* **Dataset rows**:
┄┄┄┄┄┄┄┄┄┄

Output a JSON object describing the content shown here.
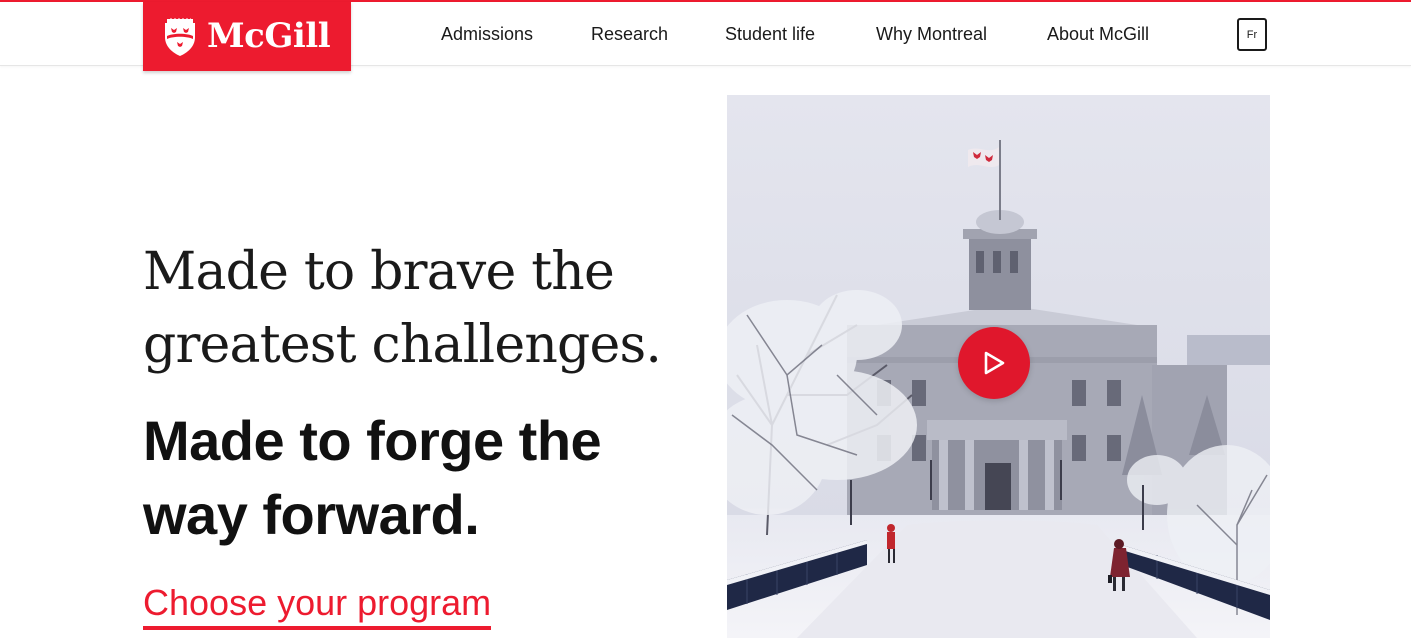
{
  "brand": {
    "name": "McGill",
    "accent_color": "#ed1b2f"
  },
  "nav": {
    "items": [
      {
        "label": "Admissions"
      },
      {
        "label": "Research"
      },
      {
        "label": "Student life"
      },
      {
        "label": "Why Montreal"
      },
      {
        "label": "About McGill"
      }
    ],
    "language_toggle": "Fr"
  },
  "hero": {
    "headline_serif": "Made to brave the greatest challenges.",
    "headline_bold": "Made to forge the way forward.",
    "cta_label": "Choose your program",
    "video_icon": "play-icon",
    "image_alt_icon": "campus-winter-image"
  }
}
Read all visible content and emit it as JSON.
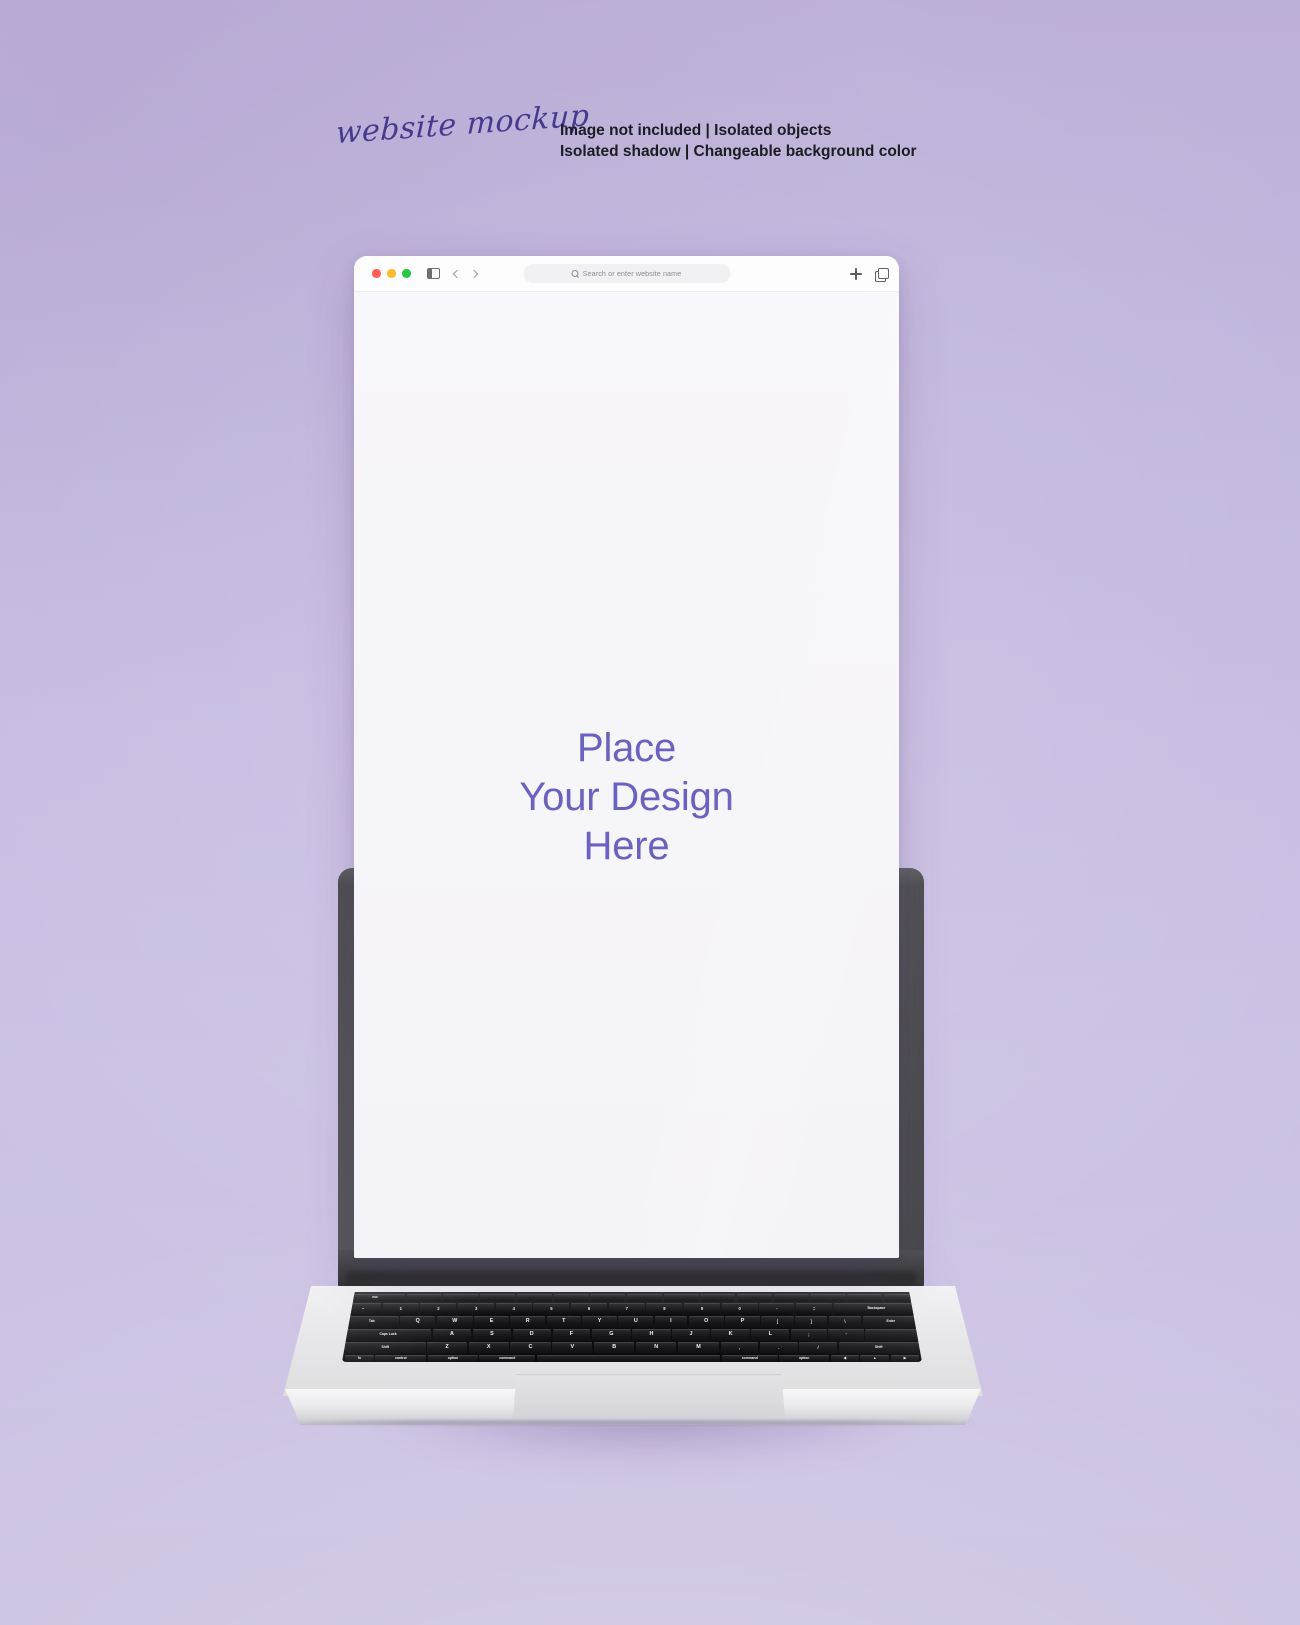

┄┄┄┄┄┄┄┄┄┄

* **Brief**: Quote the entries in full. Any image among them is to be omitted from the copy.

* **Answer to this exercise**:
Output a JSON object describing the content shown here.
{
  "brand": {
    "name": "McGill",
    "accent_color": "#ed1b2f"
  },
  "nav": {
    "items": [
      {
        "label": "Admissions"
      },
      {
        "label": "Research"
      },
      {
        "label": "Student life"
      },
      {
        "label": "Why Montreal"
      },
      {
        "label": "About McGill"
      }
    ],
    "language_toggle": "Fr"
  },
  "hero": {
    "headline_serif": "Made to brave the greatest challenges.",
    "headline_bold": "Made to forge the way forward.",
    "cta_label": "Choose your program",
    "video_icon": "play-icon",
    "image_alt_icon": "campus-winter-image"
  }
}
Read all visible content and emit it as JSON.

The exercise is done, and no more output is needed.